◆ What the exercise asks: Each line that contains the word "text" counts once; give the total for the records below and nothing else.

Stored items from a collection
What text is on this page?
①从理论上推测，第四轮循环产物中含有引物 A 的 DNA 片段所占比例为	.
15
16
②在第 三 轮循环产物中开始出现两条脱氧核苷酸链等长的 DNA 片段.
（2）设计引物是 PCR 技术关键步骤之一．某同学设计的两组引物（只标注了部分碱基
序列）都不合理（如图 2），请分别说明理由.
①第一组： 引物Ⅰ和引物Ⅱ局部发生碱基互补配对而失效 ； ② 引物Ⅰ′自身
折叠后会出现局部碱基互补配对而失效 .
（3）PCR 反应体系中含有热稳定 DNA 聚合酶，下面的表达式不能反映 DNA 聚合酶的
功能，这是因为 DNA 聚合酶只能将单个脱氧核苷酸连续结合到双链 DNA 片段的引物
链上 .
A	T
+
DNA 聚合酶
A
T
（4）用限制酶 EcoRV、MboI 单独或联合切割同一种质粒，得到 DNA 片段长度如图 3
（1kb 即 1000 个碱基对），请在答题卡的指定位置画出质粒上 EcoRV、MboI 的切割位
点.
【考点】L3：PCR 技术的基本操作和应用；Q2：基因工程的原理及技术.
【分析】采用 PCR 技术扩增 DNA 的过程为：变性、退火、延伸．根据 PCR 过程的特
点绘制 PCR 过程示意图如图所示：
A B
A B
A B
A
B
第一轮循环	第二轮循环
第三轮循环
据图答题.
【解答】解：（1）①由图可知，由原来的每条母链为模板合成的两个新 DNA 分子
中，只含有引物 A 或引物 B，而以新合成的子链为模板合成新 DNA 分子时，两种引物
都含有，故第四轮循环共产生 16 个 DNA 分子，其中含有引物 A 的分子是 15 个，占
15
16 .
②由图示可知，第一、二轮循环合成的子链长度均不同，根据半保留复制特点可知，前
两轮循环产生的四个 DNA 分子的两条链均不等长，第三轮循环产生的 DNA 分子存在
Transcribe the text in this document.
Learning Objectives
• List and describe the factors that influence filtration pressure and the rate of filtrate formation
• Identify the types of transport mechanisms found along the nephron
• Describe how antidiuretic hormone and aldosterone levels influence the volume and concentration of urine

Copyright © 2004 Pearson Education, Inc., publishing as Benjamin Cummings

◆ The result: 2